● **What to work on**: Quote every line as written. Omit pictures.

= = =

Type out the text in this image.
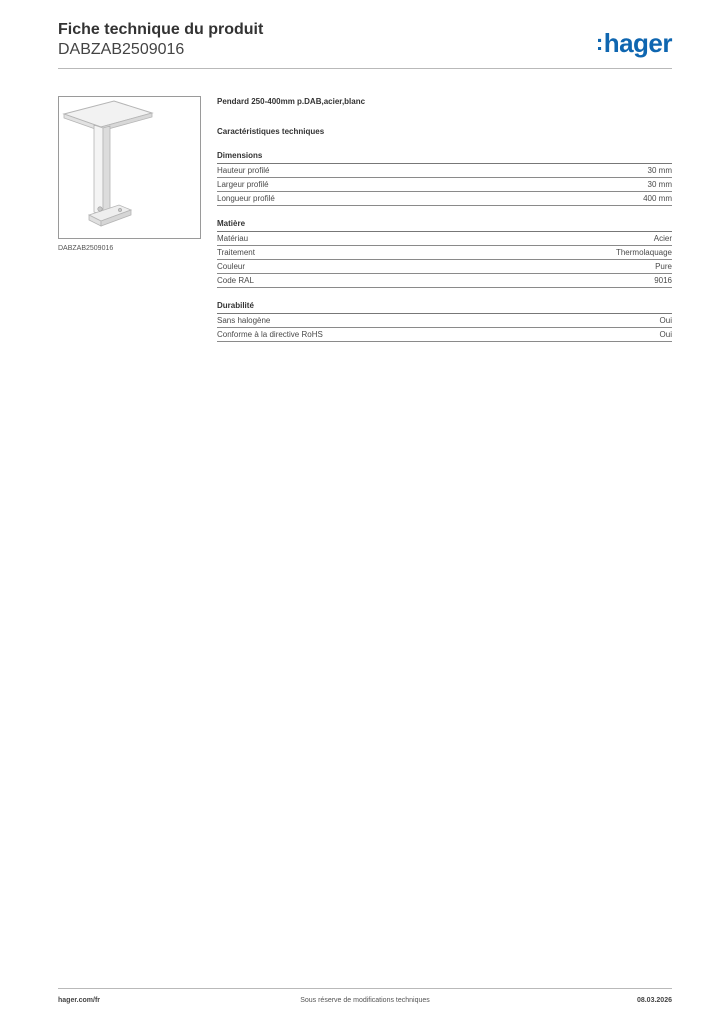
Fiche technique du produit
DABZAB2509016	:hager
DABZAB2509016
Pendard 250-400mm p.DAB,acier,blanc
Caractéristiques techniques
Dimensions
Hauteur profilé	30 mm
Largeur profilé	30 mm
Longueur profilé	400 mm
Matière
Matériau	Acier
Traitement	Thermolaquage
Couleur	Pure
Code RAL	9016
Durabilité
Sans halogène	Oui
Conforme à la directive RoHS	Oui
hager.com/fr	Sous réserve de modifications techniques	08.03.2026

= = =

● **Task response**:
Type out the text in this image.
Fiche technique du produit
DABZAB2509016	:hager
DABZAB2509016
Pendard 250-400mm p.DAB,acier,blanc
Caractéristiques techniques
Dimensions
Hauteur profilé	30 mm
Largeur profilé	30 mm
Longueur profilé	400 mm
Matière
Matériau	Acier
Traitement	Thermolaquage
Couleur	Pure
Code RAL	9016
Durabilité
Sans halogène	Oui
Conforme à la directive RoHS	Oui
hager.com/fr	Sous réserve de modifications techniques	08.03.2026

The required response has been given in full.